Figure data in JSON

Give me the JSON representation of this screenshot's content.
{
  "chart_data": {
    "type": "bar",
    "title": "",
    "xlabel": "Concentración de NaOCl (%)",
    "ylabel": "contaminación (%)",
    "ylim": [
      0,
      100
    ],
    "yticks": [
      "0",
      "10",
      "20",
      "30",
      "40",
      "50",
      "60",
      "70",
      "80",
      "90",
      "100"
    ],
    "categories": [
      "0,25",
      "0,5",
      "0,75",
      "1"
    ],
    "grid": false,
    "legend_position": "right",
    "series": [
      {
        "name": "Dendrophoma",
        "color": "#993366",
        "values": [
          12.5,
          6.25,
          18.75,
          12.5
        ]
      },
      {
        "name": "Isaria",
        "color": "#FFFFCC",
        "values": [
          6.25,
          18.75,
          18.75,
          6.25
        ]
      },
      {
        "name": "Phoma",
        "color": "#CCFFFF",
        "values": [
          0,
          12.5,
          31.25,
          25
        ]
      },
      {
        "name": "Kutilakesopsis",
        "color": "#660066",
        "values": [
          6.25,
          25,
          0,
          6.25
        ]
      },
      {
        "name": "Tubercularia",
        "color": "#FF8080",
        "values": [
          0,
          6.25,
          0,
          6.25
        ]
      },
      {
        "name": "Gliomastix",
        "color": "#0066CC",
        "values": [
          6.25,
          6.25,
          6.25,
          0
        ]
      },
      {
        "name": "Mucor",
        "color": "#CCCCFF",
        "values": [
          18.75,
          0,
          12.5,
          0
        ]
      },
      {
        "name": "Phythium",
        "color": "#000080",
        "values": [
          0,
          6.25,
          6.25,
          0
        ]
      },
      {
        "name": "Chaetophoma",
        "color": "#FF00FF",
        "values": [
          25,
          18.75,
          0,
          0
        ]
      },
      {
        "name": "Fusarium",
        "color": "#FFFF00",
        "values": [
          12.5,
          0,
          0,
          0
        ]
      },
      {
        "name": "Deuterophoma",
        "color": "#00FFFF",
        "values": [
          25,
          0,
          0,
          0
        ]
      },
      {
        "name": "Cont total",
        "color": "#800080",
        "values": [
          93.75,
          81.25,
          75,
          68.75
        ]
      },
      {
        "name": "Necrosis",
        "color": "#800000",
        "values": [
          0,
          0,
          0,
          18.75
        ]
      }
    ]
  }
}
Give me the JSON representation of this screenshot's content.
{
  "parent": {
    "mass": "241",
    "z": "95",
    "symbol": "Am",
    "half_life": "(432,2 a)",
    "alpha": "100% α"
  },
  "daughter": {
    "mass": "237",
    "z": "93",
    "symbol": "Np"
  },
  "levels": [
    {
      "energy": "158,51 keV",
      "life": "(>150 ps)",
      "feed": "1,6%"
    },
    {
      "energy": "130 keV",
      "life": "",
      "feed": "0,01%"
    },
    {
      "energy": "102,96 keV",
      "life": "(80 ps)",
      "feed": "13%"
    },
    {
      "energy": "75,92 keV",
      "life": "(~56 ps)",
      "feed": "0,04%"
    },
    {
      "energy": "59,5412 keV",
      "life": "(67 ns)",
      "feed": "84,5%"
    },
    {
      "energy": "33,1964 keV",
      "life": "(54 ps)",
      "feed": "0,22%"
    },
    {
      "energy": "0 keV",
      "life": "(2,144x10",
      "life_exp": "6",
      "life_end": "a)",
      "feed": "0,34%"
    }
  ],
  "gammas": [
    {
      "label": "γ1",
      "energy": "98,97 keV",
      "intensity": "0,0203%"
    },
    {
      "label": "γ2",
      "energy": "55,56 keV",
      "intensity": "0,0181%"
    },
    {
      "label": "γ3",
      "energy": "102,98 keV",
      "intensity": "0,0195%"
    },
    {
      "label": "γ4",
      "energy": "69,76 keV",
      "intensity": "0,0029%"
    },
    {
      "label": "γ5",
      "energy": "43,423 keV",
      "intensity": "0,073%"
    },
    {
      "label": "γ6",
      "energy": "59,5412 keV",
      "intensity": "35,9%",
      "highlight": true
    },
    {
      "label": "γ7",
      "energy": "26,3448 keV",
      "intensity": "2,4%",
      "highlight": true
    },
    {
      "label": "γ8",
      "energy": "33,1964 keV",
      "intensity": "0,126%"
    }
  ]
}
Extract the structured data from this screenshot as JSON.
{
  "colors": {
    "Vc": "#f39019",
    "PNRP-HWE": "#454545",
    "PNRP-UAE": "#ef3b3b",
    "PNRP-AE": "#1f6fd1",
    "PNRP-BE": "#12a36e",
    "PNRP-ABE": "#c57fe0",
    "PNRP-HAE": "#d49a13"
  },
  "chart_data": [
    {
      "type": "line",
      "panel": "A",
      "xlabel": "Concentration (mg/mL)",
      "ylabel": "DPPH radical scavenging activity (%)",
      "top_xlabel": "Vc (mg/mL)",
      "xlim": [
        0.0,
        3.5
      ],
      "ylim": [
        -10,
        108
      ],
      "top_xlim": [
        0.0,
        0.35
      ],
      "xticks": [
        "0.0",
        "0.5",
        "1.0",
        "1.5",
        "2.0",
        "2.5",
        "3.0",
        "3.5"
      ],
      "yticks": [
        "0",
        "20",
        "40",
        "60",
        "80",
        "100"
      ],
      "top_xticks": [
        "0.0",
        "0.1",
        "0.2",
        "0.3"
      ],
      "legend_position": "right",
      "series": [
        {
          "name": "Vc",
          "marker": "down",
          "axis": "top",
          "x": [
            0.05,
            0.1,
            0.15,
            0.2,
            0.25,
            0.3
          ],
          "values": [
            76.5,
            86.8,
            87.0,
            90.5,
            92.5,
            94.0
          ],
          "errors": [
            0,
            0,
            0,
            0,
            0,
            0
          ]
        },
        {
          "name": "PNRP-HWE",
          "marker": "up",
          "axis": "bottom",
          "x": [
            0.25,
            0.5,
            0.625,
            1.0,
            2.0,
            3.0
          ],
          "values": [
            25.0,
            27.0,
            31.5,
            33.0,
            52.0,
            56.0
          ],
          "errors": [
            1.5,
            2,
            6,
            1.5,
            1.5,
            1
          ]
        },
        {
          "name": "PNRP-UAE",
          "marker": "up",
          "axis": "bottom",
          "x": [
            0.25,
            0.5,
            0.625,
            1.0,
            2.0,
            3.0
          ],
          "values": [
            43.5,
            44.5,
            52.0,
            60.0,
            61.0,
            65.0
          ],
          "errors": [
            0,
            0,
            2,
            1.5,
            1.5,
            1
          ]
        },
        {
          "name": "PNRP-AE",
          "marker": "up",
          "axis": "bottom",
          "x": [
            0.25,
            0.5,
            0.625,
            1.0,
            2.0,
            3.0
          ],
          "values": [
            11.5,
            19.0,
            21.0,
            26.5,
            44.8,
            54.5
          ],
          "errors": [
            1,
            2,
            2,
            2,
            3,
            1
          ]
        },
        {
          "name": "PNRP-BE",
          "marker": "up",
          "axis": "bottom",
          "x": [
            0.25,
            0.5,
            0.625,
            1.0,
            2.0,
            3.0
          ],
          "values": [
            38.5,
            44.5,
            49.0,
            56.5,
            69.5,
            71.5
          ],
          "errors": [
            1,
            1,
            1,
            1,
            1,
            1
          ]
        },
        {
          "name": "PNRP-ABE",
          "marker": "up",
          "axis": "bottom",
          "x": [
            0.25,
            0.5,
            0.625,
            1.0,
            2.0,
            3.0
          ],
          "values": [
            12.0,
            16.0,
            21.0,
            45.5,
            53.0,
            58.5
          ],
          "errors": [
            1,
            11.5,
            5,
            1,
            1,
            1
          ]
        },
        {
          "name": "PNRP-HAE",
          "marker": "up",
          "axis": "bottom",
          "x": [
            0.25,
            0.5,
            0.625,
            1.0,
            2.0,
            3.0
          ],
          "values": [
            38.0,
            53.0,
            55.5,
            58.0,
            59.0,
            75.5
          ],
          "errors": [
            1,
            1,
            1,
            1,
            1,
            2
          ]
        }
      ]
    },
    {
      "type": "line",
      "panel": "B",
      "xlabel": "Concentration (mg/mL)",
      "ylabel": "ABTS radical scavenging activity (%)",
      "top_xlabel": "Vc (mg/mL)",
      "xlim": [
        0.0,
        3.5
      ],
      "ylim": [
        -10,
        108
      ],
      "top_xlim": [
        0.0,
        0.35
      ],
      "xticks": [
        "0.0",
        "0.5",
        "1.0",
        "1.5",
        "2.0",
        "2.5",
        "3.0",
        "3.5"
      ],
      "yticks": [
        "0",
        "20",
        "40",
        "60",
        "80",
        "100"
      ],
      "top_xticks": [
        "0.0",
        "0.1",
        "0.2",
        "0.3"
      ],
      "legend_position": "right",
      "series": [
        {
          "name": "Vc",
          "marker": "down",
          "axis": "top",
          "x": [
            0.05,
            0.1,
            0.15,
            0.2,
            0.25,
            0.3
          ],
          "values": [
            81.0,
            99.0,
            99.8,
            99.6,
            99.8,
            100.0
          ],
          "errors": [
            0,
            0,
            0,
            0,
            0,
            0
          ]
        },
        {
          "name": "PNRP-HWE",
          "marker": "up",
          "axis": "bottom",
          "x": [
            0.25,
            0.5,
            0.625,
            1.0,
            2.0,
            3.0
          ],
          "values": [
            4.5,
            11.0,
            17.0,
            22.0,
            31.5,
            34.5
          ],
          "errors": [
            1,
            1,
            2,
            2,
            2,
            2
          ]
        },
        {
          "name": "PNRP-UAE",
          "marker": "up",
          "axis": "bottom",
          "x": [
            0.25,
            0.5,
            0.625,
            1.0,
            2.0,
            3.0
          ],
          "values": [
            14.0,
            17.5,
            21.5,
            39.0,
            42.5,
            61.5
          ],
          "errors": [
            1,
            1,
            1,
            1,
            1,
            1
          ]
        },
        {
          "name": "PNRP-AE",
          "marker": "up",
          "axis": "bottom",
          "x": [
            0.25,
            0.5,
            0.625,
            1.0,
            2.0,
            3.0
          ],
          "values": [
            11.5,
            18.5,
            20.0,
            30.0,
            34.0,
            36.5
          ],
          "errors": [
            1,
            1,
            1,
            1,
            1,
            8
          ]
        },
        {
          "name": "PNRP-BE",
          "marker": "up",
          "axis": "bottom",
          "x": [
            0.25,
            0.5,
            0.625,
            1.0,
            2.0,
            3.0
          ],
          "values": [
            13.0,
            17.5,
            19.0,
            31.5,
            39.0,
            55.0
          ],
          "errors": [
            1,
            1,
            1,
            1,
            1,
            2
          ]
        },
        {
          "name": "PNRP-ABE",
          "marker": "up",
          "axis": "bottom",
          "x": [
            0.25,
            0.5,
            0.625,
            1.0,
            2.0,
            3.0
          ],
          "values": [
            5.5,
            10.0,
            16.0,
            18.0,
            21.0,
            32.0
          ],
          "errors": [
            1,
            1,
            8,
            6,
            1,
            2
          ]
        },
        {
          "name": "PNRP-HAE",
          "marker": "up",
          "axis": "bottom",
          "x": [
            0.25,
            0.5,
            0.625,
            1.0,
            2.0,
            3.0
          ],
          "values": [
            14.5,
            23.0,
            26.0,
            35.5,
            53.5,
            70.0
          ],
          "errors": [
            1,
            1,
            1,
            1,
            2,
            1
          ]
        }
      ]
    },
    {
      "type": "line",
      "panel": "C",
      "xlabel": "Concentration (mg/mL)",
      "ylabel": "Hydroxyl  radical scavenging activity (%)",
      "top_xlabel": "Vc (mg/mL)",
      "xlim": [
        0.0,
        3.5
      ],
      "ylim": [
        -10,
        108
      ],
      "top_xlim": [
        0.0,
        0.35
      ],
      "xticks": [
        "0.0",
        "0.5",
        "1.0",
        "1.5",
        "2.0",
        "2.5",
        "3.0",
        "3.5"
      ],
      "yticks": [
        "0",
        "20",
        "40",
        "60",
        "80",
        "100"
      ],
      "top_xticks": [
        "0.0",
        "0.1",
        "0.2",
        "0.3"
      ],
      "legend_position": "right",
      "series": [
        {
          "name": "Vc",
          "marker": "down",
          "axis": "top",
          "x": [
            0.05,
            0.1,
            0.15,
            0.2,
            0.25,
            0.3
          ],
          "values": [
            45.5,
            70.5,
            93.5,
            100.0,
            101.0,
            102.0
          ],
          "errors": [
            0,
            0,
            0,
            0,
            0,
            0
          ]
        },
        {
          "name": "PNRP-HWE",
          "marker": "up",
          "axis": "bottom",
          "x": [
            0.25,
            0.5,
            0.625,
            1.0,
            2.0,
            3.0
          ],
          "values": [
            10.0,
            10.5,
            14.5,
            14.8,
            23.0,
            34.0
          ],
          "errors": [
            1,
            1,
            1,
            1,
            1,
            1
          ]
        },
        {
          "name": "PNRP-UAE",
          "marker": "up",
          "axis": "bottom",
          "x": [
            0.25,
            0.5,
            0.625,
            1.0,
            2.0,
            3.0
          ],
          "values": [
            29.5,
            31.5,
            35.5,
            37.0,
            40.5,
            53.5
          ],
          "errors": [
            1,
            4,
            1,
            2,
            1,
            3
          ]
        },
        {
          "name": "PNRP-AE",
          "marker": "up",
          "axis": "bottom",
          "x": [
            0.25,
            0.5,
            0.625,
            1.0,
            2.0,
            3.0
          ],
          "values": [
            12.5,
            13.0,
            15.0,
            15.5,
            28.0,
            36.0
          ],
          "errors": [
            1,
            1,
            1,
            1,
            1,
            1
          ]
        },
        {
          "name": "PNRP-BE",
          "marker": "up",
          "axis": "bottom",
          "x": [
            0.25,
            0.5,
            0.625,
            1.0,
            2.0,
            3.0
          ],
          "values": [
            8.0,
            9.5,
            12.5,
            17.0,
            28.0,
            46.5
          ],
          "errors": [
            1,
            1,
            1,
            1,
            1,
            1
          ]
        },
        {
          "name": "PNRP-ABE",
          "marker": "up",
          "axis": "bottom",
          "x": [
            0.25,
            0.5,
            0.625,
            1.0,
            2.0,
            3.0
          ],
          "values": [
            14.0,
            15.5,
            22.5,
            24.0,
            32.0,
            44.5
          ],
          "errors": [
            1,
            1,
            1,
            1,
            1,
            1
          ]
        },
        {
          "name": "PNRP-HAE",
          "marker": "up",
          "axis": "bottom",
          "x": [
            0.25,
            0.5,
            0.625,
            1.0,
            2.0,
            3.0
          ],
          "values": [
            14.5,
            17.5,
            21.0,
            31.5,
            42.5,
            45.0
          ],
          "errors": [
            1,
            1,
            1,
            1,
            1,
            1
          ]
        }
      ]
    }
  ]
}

What is needed
Which lines hold the word "scavenging"? Copy every one of them.

Full response
      "ylabel": "DPPH radical scavenging activity (%)",
      "ylabel": "ABTS radical scavenging activity (%)",
      "ylabel": "Hydroxyl  radical scavenging activity (%)",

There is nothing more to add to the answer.